[begin Stored records]

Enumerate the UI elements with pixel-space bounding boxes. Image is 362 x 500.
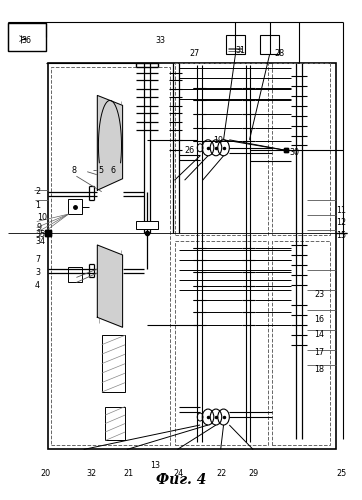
Text: 1: 1 (35, 200, 40, 209)
Text: 5: 5 (98, 166, 103, 174)
Text: 7: 7 (35, 256, 40, 264)
Text: 19: 19 (214, 136, 224, 145)
Bar (174, 241, 268, 446)
Text: 15: 15 (336, 230, 346, 239)
Text: 24: 24 (173, 469, 183, 478)
Bar (105, 406, 125, 440)
Text: 30: 30 (289, 148, 299, 158)
Text: 11: 11 (336, 206, 346, 214)
Text: 2: 2 (35, 186, 40, 196)
Text: 14: 14 (315, 330, 324, 340)
Text: 33: 33 (156, 36, 166, 45)
Text: 23: 23 (315, 290, 325, 300)
Bar (102, 335, 125, 392)
Text: 6: 6 (111, 166, 116, 174)
Text: 16: 16 (315, 316, 324, 324)
Bar (272, 241, 329, 446)
Text: 9: 9 (37, 223, 42, 232)
Bar (136, 221, 158, 229)
Bar (51, 67, 170, 446)
Text: 36: 36 (22, 36, 31, 45)
Text: 3: 3 (35, 268, 40, 277)
Text: 8: 8 (71, 166, 76, 174)
Text: Фиг. 4: Фиг. 4 (156, 473, 206, 487)
Text: 31: 31 (235, 46, 245, 55)
Text: 22: 22 (216, 469, 227, 478)
Text: 20: 20 (40, 469, 50, 478)
Text: 29: 29 (248, 469, 258, 478)
Polygon shape (97, 96, 123, 190)
Text: 17: 17 (315, 348, 325, 356)
Bar (47, 63, 336, 450)
Text: 13: 13 (150, 461, 160, 470)
Text: 4: 4 (35, 282, 40, 290)
Text: 35: 35 (35, 230, 45, 238)
Text: 28: 28 (275, 48, 285, 58)
Polygon shape (97, 245, 123, 328)
Text: 27: 27 (189, 48, 199, 58)
Text: 34: 34 (35, 236, 45, 246)
Bar (8, 23, 46, 50)
Bar (260, 35, 279, 54)
Text: 26: 26 (185, 146, 195, 155)
Bar (272, 63, 329, 235)
Bar (68, 268, 82, 282)
Bar (68, 199, 82, 214)
Bar (226, 35, 245, 54)
Text: 12: 12 (336, 218, 346, 227)
Text: 25: 25 (336, 469, 346, 478)
Text: 32: 32 (87, 469, 97, 478)
Text: 10: 10 (37, 212, 47, 222)
Text: 21: 21 (123, 469, 134, 478)
Text: 18: 18 (315, 365, 324, 374)
Bar (174, 63, 268, 235)
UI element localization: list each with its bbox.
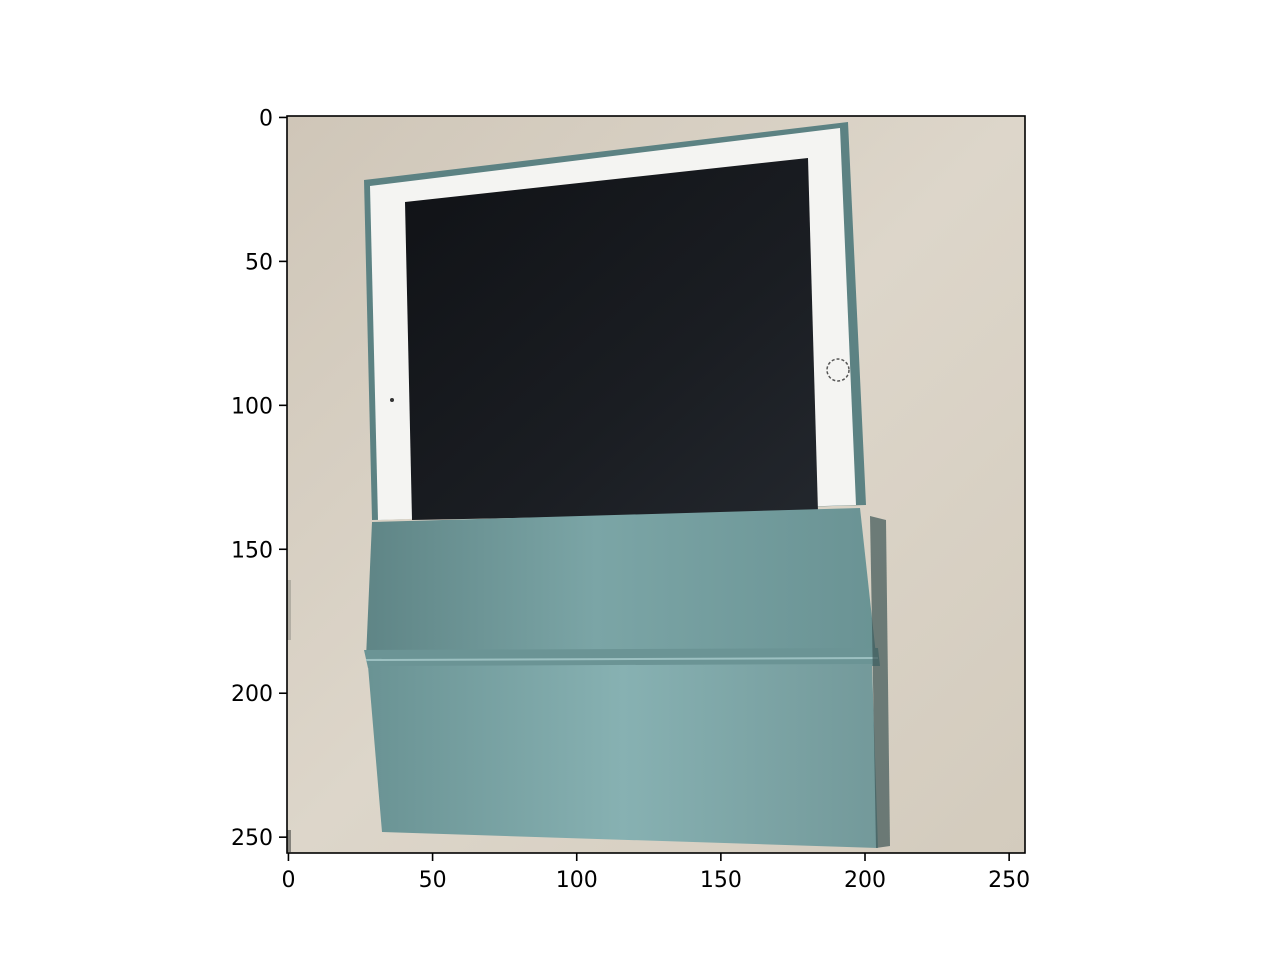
x-tick-label: 200	[844, 868, 886, 893]
y-tick-label: 150	[231, 538, 273, 563]
x-tick-label: 0	[281, 868, 295, 893]
y-tick-label: 200	[231, 682, 273, 707]
y-tick-label: 0	[259, 106, 273, 131]
y-axis: 0 50 100 150 200 250	[231, 106, 287, 851]
y-tick-label: 250	[231, 826, 273, 851]
x-tick-label: 100	[556, 868, 598, 893]
cover-edge-shadow	[870, 516, 890, 848]
cover-flap-top	[366, 508, 876, 658]
axes-frame	[286, 115, 1026, 854]
cover-flap-bottom	[368, 664, 878, 848]
y-tick-label: 100	[231, 394, 273, 419]
home-button-icon	[826, 358, 850, 382]
x-tick-label: 250	[988, 868, 1030, 893]
tablet-photo	[287, 116, 1025, 853]
x-tick-label: 150	[700, 868, 742, 893]
x-tick-label: 50	[419, 868, 447, 893]
y-tick-label: 50	[245, 250, 273, 275]
camera-dot-icon	[390, 398, 394, 402]
tablet-screen	[405, 158, 818, 520]
x-axis: 0 50 100 150 200 250	[281, 853, 1030, 893]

[end Stored records]

-- Given exercise --
Could you copy every one of the lines above verbatim, leaving the pictures out?

-- Response to this exercise --
Enumerate the UI elements with pixel-space bounding boxes. Image is 362 x 500.
Text: 1: 1 (35, 200, 40, 209)
Text: 5: 5 (98, 166, 103, 174)
Text: 7: 7 (35, 256, 40, 264)
Text: 19: 19 (214, 136, 224, 145)
Bar (174, 241, 268, 446)
Text: 15: 15 (336, 230, 346, 239)
Text: 24: 24 (173, 469, 183, 478)
Bar (105, 406, 125, 440)
Text: 30: 30 (289, 148, 299, 158)
Text: 11: 11 (336, 206, 346, 214)
Text: 2: 2 (35, 186, 40, 196)
Text: 14: 14 (315, 330, 324, 340)
Text: 33: 33 (156, 36, 166, 45)
Text: 23: 23 (315, 290, 325, 300)
Bar (102, 335, 125, 392)
Text: 6: 6 (111, 166, 116, 174)
Text: 16: 16 (315, 316, 324, 324)
Bar (272, 241, 329, 446)
Text: 9: 9 (37, 223, 42, 232)
Bar (136, 221, 158, 229)
Bar (51, 67, 170, 446)
Text: 36: 36 (22, 36, 31, 45)
Text: 3: 3 (35, 268, 40, 277)
Text: 8: 8 (71, 166, 76, 174)
Text: Фиг. 4: Фиг. 4 (156, 473, 206, 487)
Text: 31: 31 (235, 46, 245, 55)
Text: 22: 22 (216, 469, 227, 478)
Text: 20: 20 (40, 469, 50, 478)
Text: 29: 29 (248, 469, 258, 478)
Polygon shape (97, 96, 123, 190)
Text: 17: 17 (315, 348, 325, 356)
Bar (47, 63, 336, 450)
Text: 13: 13 (150, 461, 160, 470)
Text: 4: 4 (35, 282, 40, 290)
Text: 35: 35 (35, 230, 45, 238)
Text: 28: 28 (275, 48, 285, 58)
Polygon shape (97, 245, 123, 328)
Text: 27: 27 (189, 48, 199, 58)
Text: 34: 34 (35, 236, 45, 246)
Bar (8, 23, 46, 50)
Bar (260, 35, 279, 54)
Text: 26: 26 (185, 146, 195, 155)
Bar (272, 63, 329, 235)
Bar (68, 268, 82, 282)
Bar (68, 199, 82, 214)
Bar (226, 35, 245, 54)
Text: 12: 12 (336, 218, 346, 227)
Text: 25: 25 (336, 469, 346, 478)
Text: 32: 32 (87, 469, 97, 478)
Text: 10: 10 (37, 212, 47, 222)
Text: 21: 21 (123, 469, 134, 478)
Text: 18: 18 (315, 365, 324, 374)
Bar (174, 63, 268, 235)
UI element localization: list each with its bbox.
x-tick-label: 200	[844, 868, 886, 893]
y-tick-label: 150	[231, 538, 273, 563]
x-tick-label: 0	[281, 868, 295, 893]
y-tick-label: 200	[231, 682, 273, 707]
y-tick-label: 0	[259, 106, 273, 131]
y-axis: 0 50 100 150 200 250	[231, 106, 287, 851]
y-tick-label: 250	[231, 826, 273, 851]
x-tick-label: 100	[556, 868, 598, 893]
cover-edge-shadow	[870, 516, 890, 848]
cover-flap-top	[366, 508, 876, 658]
axes-frame	[286, 115, 1026, 854]
cover-flap-bottom	[368, 664, 878, 848]
y-tick-label: 100	[231, 394, 273, 419]
home-button-icon	[826, 358, 850, 382]
x-tick-label: 250	[988, 868, 1030, 893]
tablet-photo	[287, 116, 1025, 853]
x-tick-label: 150	[700, 868, 742, 893]
x-tick-label: 50	[419, 868, 447, 893]
y-tick-label: 50	[245, 250, 273, 275]
camera-dot-icon	[390, 398, 394, 402]
tablet-screen	[405, 158, 818, 520]
x-axis: 0 50 100 150 200 250	[281, 853, 1030, 893]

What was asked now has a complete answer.